Go through the data below. Pull out every line that has the word "suggesting".

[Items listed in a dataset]
========

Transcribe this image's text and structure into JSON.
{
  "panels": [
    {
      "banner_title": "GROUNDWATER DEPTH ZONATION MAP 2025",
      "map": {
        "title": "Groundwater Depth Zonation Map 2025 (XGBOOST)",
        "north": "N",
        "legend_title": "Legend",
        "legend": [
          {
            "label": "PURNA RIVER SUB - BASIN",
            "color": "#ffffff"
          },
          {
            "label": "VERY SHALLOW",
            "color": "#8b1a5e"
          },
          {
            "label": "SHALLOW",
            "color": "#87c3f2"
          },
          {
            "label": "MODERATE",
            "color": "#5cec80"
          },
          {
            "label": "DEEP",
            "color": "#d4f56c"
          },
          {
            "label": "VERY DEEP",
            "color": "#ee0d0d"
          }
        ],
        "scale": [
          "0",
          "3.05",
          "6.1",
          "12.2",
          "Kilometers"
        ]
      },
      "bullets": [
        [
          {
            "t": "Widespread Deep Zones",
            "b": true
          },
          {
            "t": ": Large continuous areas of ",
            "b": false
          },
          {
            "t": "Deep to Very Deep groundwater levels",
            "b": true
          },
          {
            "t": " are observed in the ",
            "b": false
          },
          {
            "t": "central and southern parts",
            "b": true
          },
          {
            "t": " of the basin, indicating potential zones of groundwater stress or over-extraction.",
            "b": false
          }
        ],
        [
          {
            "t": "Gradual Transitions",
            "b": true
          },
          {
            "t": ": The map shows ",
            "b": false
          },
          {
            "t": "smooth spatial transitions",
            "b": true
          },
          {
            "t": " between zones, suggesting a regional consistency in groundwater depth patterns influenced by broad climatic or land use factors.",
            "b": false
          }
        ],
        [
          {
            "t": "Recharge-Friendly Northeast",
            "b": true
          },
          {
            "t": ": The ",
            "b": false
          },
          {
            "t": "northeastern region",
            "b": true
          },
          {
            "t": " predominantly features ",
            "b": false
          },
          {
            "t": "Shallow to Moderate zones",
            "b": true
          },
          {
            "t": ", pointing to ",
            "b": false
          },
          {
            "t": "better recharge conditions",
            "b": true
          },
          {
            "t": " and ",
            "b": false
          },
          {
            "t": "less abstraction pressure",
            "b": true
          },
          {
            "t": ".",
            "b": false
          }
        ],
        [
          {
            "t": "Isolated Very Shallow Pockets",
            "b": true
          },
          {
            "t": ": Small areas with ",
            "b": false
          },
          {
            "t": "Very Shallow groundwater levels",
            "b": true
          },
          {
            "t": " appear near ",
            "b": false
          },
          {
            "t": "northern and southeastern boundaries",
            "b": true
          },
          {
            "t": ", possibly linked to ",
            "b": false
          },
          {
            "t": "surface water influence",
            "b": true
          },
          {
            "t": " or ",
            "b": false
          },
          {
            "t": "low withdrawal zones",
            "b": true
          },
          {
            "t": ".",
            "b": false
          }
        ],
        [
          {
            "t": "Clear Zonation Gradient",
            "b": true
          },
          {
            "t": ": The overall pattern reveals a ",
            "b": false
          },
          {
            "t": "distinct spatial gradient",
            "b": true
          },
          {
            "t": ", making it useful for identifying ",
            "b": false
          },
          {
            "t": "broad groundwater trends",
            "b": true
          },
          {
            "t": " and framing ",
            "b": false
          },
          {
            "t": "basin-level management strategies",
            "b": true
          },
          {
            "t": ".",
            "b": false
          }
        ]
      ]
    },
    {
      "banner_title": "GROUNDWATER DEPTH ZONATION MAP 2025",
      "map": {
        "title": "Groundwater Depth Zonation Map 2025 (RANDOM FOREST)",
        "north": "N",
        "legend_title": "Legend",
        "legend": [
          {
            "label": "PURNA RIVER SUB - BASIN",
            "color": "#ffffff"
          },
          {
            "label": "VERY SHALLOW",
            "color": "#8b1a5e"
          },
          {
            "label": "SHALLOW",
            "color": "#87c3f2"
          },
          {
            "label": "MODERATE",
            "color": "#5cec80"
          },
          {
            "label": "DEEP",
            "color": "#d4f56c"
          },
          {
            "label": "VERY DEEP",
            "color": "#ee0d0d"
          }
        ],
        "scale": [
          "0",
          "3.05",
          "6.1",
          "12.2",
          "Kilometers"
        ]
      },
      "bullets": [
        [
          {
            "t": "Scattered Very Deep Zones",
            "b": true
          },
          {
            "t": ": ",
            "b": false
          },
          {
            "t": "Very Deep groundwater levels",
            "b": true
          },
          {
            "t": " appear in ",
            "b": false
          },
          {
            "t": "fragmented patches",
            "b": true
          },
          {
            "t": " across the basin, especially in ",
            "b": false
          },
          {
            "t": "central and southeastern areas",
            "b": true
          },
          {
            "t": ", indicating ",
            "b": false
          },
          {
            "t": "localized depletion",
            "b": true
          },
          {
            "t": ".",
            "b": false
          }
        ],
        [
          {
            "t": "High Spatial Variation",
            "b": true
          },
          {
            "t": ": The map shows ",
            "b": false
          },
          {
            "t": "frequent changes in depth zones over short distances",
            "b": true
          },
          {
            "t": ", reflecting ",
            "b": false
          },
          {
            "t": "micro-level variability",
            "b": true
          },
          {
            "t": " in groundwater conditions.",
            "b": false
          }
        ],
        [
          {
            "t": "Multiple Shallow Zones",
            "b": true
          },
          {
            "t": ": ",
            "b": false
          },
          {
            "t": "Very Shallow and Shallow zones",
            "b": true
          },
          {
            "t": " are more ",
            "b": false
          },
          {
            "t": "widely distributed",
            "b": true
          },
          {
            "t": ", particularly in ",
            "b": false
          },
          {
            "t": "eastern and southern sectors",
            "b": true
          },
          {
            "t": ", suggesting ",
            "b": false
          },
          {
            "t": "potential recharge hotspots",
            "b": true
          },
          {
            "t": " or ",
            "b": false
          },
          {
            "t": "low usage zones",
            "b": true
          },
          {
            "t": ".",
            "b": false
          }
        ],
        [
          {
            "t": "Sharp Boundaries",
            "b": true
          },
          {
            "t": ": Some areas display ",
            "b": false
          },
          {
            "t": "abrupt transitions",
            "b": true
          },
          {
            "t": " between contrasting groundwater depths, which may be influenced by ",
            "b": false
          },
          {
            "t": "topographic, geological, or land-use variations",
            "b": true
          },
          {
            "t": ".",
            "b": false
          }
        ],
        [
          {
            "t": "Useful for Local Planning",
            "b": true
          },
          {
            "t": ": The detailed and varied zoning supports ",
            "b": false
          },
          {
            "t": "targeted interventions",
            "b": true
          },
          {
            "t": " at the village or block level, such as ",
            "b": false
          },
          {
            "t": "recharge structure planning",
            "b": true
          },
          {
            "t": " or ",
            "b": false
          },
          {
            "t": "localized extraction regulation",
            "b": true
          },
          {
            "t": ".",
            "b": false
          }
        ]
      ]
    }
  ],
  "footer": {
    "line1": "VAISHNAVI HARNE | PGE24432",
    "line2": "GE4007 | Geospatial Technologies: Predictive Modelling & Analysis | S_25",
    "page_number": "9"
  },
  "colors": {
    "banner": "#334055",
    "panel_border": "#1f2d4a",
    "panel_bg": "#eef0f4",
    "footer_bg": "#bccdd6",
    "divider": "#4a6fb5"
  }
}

========

● ANSWER TO THE TASK
            "t": " between zones, suggesting a regional consistency in groundwater depth patterns influenced by broad climatic or land use factors.",
            "t": ", suggesting ",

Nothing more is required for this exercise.